■ **Consigne**: Poursuivez le texte sur la violence et l'expansion du marché capitaliste à partir de sa dernière phrase, dans le même registre.

■ **Texte proposé**:
###
Il n’est pas rare, dans les rangs des partisans des réformes comme dans ceux de leurs critiques, de reconnaître que l’ajustement structurel et l’ouverture des marchés puissent nécessiter une répression politique massive. Dans la perspective néolibérale, la répression est un effet secondaire imprévu, malheureux, intermittent et sans doute temporaire des chocs qui accompagnent nécessairement l’expansion du marché mondial. Selon une perspective critique, celle de la tradition marxiste, la violence est un outil ordinaire qui permet aux rapports capitalistes de pénétrer dans de nouveaux territoires. Le recours à la force accélère le développement du capitalisme, lui donne « un grand essor » comme l’a formulé Marx lui-même, dans des régions oie les changements dans les rapports de production étaient à la traîne de l’histoire mondiale du capital. Cependant, pour cette raison même, la violence doit être considérée comme « une contingence fréquente » plutôt que comme quelque chose de logiquement nécessaire. Elle contribue à la logique du capital, mais, en tant qu’élément aléatoire et imprévisible, ou simple moyen de forcer le cours de l’histoire, elle est nécessairement contingente ou externe à la logique de l’histoire elle-même.
###
■ **Données fournies**:
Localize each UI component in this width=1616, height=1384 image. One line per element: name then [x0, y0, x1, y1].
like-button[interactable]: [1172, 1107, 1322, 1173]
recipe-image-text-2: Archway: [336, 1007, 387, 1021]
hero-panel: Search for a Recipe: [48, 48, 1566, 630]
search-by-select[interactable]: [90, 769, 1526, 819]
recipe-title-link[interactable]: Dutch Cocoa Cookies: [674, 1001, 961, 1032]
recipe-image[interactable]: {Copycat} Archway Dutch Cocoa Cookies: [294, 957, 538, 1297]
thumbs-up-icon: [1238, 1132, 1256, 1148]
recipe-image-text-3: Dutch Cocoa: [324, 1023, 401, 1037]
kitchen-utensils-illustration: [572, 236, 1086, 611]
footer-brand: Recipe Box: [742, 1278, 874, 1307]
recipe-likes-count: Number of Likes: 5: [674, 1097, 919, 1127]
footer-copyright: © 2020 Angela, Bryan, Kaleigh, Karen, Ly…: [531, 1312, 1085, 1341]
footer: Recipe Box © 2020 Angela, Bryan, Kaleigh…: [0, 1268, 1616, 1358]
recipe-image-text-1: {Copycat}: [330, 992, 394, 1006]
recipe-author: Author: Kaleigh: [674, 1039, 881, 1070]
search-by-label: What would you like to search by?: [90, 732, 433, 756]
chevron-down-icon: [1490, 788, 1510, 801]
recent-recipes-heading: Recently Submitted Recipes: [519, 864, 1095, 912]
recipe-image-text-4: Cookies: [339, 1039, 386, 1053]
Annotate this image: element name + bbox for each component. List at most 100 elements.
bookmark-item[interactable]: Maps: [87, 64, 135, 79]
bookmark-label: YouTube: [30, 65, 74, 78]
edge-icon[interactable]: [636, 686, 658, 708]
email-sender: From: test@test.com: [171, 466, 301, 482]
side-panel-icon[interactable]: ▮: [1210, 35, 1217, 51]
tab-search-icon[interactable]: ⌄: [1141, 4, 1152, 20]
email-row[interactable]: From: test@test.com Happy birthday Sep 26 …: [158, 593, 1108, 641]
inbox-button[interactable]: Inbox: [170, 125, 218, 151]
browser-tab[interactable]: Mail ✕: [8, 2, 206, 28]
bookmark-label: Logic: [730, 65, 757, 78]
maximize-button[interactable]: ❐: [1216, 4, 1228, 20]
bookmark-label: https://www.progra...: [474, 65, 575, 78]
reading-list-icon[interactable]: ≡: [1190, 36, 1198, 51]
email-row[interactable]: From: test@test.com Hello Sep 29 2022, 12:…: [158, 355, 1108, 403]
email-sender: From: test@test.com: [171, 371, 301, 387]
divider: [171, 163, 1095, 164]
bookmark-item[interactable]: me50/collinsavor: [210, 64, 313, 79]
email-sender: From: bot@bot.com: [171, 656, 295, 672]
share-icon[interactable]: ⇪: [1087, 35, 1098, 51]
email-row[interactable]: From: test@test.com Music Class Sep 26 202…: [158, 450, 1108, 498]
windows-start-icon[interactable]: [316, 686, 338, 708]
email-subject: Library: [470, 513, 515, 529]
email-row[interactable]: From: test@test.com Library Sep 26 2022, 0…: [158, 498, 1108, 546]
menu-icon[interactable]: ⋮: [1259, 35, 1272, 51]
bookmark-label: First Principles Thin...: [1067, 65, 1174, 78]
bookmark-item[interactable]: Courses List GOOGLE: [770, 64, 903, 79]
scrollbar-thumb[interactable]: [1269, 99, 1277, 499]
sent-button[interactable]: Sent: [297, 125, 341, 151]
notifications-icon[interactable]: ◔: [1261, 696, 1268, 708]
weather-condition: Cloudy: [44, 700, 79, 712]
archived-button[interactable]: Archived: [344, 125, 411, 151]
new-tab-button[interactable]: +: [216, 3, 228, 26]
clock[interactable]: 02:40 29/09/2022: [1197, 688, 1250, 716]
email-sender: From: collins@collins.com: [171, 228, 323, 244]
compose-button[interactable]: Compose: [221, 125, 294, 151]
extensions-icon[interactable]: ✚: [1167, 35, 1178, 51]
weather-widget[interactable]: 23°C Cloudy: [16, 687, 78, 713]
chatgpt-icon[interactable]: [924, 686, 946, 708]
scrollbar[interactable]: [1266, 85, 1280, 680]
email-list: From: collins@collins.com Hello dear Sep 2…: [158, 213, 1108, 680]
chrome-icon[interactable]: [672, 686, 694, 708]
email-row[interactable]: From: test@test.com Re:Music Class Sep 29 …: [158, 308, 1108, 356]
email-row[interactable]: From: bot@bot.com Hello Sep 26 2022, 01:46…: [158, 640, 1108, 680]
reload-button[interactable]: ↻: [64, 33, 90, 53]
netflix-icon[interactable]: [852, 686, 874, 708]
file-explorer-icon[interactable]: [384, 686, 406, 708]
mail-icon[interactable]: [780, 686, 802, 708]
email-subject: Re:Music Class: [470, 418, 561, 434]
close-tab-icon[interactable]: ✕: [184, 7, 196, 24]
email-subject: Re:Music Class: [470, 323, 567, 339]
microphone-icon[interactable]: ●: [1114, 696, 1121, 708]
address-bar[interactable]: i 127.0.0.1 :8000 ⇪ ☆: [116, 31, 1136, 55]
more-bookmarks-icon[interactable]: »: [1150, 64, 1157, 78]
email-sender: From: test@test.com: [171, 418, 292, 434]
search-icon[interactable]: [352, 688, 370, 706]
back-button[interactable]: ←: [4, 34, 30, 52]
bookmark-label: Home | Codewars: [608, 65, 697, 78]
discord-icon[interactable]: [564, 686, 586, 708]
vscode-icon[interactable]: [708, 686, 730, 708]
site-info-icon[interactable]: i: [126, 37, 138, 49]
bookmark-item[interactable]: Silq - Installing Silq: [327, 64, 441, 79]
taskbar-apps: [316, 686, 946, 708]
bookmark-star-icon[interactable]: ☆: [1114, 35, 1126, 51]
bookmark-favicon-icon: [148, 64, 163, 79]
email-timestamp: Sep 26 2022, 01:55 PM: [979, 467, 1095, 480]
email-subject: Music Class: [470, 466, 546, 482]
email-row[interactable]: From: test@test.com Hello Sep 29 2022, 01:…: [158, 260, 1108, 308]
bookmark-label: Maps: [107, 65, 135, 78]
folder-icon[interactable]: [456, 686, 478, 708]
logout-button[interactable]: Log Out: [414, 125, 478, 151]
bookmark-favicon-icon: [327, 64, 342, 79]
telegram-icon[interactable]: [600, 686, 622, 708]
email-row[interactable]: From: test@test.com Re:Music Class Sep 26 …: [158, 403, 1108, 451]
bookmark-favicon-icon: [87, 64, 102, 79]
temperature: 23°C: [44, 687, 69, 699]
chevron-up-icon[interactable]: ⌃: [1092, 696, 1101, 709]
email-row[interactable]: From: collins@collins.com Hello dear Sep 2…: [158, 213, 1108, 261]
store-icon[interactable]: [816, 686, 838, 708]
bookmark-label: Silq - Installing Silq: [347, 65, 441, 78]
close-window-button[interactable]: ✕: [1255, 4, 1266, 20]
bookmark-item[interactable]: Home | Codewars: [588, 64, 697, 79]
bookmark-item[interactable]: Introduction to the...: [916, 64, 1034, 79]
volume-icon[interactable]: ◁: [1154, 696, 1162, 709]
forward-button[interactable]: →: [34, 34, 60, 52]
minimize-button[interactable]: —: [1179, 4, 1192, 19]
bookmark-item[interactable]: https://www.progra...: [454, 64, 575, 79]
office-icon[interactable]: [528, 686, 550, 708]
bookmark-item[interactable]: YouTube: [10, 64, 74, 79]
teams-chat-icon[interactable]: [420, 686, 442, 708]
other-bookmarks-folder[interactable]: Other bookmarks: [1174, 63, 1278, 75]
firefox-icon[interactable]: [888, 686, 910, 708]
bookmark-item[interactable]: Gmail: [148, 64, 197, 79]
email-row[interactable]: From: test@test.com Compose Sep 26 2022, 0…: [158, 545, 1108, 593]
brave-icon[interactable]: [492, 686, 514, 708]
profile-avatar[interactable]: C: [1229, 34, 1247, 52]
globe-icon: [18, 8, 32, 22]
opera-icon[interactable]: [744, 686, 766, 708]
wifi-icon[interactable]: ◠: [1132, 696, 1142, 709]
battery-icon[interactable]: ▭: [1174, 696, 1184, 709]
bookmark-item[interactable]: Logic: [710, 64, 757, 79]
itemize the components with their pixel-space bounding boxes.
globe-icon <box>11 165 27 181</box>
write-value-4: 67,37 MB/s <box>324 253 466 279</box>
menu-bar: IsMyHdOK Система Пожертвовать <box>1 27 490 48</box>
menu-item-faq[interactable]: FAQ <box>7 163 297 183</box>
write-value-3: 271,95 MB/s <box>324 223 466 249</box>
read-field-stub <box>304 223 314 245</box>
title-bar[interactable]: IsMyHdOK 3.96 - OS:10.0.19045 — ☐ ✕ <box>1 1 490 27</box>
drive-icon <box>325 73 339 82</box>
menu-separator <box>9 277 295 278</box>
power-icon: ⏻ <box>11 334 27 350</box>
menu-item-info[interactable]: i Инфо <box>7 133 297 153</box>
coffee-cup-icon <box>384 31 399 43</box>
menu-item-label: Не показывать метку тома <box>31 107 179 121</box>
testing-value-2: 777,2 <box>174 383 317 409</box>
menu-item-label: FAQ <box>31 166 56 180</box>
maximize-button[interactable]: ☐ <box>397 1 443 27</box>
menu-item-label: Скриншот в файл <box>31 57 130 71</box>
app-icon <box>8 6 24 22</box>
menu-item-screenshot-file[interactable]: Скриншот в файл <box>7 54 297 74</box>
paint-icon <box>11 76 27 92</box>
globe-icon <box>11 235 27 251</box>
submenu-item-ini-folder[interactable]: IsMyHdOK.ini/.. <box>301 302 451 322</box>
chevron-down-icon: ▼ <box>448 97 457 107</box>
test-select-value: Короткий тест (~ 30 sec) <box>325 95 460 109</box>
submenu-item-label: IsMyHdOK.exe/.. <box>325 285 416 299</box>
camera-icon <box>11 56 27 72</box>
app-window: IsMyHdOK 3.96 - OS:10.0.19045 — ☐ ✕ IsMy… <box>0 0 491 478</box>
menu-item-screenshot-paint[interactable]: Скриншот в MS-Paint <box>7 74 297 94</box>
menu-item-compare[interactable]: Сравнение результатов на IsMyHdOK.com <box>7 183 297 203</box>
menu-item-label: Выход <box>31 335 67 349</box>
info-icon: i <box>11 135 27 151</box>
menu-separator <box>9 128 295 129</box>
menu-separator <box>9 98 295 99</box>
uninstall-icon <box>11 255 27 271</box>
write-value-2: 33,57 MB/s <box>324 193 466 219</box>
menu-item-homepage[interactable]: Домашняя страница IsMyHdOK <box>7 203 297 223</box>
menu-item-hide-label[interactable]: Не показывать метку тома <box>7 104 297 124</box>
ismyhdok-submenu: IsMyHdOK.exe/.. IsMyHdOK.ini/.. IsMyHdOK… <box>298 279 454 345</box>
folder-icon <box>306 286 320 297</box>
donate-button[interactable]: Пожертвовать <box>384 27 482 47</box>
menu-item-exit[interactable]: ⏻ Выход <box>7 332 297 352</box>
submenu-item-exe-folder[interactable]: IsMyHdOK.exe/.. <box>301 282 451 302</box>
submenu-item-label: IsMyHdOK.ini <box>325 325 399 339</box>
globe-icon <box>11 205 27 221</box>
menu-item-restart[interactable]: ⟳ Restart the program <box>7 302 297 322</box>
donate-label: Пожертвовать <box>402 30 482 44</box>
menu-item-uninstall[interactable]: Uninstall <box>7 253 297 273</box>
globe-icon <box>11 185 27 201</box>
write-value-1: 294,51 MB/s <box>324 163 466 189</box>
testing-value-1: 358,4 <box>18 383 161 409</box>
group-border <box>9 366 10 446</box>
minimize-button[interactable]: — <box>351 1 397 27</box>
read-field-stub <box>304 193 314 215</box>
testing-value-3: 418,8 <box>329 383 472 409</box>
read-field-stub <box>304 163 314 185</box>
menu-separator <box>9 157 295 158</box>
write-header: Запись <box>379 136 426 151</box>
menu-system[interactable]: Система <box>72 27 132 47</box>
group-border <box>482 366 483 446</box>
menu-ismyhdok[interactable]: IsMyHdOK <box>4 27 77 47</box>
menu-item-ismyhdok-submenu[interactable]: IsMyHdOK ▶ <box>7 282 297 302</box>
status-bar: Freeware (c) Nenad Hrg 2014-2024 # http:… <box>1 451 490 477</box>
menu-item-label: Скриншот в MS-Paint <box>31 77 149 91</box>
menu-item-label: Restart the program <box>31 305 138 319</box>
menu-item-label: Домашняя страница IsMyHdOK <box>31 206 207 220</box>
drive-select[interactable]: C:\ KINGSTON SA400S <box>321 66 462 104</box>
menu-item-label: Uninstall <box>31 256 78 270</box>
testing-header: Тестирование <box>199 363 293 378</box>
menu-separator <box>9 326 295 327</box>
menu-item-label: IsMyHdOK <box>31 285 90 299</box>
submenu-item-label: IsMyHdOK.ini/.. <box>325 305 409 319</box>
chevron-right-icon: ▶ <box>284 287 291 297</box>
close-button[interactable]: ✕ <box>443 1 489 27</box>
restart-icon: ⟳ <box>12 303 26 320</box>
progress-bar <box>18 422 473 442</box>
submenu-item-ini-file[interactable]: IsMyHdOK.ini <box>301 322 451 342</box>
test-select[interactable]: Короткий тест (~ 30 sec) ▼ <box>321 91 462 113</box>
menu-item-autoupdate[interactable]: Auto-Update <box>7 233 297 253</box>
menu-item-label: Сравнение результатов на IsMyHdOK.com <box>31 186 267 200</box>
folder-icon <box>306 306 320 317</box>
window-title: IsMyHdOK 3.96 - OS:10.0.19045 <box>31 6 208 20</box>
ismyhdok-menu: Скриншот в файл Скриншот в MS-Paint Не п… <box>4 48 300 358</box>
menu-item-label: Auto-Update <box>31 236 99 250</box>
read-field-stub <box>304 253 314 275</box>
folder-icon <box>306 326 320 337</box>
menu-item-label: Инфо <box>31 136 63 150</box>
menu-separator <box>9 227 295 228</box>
###
■ **Réponse rédigée**:
La violence est donc constitutive à la fois des marchés et des monopoles, et la véritable histoire économique est plus sûrement contingente, désordonnée et brutale qu’elle ne relève d’une prétendue grande logique (que ce soit celle du marché ou celle du mode de production). En caractérisant la politique contemporaine de façon homogène comme la logique inéluctable et universelle de la mondialisation capitaliste, nous attribuons aux programmes de réforme, au marché, au capital ou à la mondialisation, une cohérence, une énergie et une rationalité auxquelles elle ne pourrait autrement prétendre. Les luttes politiques incessantes qui ont cours dans des pays tels que l’Égypte ne sont pas les conséquences d’une logique plus globale, mais un processus politique actif dont la portée est sans cesse marginalisée et négligée par la reproduction inquestionnée des récits de la mondialisation, qu’ils lui soient favorables ou opposés.